Stored data
/---
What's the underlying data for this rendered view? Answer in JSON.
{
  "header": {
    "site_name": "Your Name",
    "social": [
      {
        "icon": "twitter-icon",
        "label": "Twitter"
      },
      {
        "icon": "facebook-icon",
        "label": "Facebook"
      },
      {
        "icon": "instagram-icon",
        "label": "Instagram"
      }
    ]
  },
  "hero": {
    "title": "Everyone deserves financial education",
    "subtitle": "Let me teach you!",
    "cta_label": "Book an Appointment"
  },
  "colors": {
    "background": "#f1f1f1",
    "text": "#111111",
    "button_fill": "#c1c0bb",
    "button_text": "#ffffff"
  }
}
\---
Objective → Write out the complete set of records exactly as given.

The result →
What's the underlying data for this rendered view? Answer in JSON.
{
  "header": {
    "site_name": "Your Name",
    "social": [
      {
        "icon": "twitter-icon",
        "label": "Twitter"
      },
      {
        "icon": "facebook-icon",
        "label": "Facebook"
      },
      {
        "icon": "instagram-icon",
        "label": "Instagram"
      }
    ]
  },
  "hero": {
    "title": "Everyone deserves financial education",
    "subtitle": "Let me teach you!",
    "cta_label": "Book an Appointment"
  },
  "colors": {
    "background": "#f1f1f1",
    "text": "#111111",
    "button_fill": "#c1c0bb",
    "button_text": "#ffffff"
  }
}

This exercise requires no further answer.